(EXERCISE PASSAGE):
#####

This module will help you

• see how microbes evade immune responses.
• understand the impact of HIV on the immune system
• test your knowledge and immunology problem-solving skills.

Microbe Evasion of Immune Responses
HIV and AIDS

Microbe Evasion of Immune Responses

In order to survive, a pathogen must be able to reproduce and to spread to other hosts. Microbes are selected for their ability to survive and produce many daughter cells while evading destruction by the host's immune system. Infectious organisms have evolved many ways of evading the immune system; the table below summarizes some of these microbial strategies.

Pathogens can evade the innate immune system by avoiding phagocytosis. Capsules, M protein, and fibrin coats do not bind the adhesion molecules used by macrophages and neutrophils to phagocytose pathogens. Other pathogens avoid destruction in the phagosome by inhibiting fusion with the lysosome and drop in pH or by leaving the phagosome. Toxoplasma gondii forms its own vesicles, so that its proteins cannot be processed efficiently by either the endosomal or cytoplasmic pathways. Other pathogens avoid complement-mediated lysis by blocking insertion of the MAC into their cell walls.

#####

(COMPLETE THE FOLLOWING):
(a) Can you shorten the paragraph of the text on microbial immune evasion that begins "Pathogens can evade the innate immune system" into a list that keeps its main facts?
(b) Could you pick up the text on microbial immune evasion after its last sentence and carry it on?
This data has no connection to the text on microbial immune evasion.

Dataset entries:

#####

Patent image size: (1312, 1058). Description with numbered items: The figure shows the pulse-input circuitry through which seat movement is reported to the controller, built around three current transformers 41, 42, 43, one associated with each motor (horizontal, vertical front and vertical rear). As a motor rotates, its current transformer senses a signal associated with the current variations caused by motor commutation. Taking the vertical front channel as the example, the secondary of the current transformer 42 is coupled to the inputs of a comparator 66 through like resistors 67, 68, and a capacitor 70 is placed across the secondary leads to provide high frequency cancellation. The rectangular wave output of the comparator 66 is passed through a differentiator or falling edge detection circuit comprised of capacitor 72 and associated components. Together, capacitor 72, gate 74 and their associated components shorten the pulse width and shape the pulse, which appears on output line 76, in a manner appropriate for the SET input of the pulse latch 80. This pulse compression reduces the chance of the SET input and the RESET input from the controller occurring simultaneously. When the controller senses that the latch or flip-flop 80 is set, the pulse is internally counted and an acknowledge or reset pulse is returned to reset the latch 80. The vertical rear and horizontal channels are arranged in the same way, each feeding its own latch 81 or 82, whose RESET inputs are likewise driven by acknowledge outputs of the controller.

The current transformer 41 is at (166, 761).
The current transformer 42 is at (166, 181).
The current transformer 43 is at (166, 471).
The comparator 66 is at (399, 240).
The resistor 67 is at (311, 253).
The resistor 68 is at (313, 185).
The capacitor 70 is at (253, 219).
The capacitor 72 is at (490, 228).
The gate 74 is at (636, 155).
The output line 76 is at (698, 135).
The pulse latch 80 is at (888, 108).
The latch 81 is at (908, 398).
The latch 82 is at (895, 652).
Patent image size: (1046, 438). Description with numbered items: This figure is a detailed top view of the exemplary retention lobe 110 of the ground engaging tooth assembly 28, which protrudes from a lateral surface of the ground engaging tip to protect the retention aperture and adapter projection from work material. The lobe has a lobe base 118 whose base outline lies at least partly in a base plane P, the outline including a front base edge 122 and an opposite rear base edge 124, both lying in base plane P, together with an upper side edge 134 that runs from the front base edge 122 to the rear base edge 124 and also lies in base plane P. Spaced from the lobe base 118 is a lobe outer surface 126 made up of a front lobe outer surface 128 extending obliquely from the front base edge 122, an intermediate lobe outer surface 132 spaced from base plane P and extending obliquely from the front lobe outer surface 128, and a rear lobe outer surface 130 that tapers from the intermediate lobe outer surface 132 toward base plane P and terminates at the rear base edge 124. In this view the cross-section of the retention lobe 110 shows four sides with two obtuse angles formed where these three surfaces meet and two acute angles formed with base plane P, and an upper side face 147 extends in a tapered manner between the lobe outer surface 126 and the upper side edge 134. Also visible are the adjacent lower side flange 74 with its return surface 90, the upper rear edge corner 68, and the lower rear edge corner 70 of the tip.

#####

(ANSWERS):
(a)
- Pathogens can evade innate immunity by avoiding phagocytosis. Capsules, M protein and fibrin coats do not bind the adhesion molecules that macrophages and neutrophils use to phagocytose pathogens.
- Some pathogens escape destruction in the phagosome by inhibiting lysosome fusion and the drop in pH, or by leaving the phagosome.
- Toxoplasma gondii forms its own vesicles, so neither the endosomal nor the cytoplasmic pathway can efficiently process its proteins.
- Other pathogens avoid complement-mediated lysis by blocking insertion of the MAC into their cell walls.

(b)
Pathogens have also evolved strategies to avoid adaptive immunity. Some cover their cell walls with host proteins. Many pathogens employ antigenic variation, in which many antigenic variants of a pathogen occur and immunity to one variant is not protective against another. Two very successful examples of antigenic variation are influenza virus and HIV. Both are RNA viruses whose error-prone RNA-copying enzymes result in antigenically distinct mutants. Influenza undergoes small changes each year (antigenic drift), and the changing serotypes require new vaccines. Occasionally two influenza viruses from different species co-infect an animal, usually a pig or a fowl, and exchange RNA; when this happens, large antigenic shifts occur which can result in pandemics of influenza like the one in 1918 that killed millions of people worldwide. The parasite Trypanosome cruzii undergoes programmed antigen variation. As the host makes antibodies to one surface antigen, it is quickly replaced by expression of a different one.

Exogenous pathogens block antibody function by making surface molecules that bind IgG Fc regions to inhibit antibody effector functions. Neisseria species produce IgA proteases that cleave IgA. Other pathogens block complement activation.

Endogenous pathogens avoid antibody and complement by remaining inside host cells. Viruses can remain invisible to the T cell by becoming latent in the host cell, not replicating and therefore not expressing viral proteins that can be processed and presented on Class I MHC. Other viruses avoid CTL by infecting nerve tissue in the CNS that express little Class I MHC. Viruses also block antigen processing and presentation by interfering with proteasome or TAP function, or interfere with the expression of membrane adhesion molecules required for T cell activation.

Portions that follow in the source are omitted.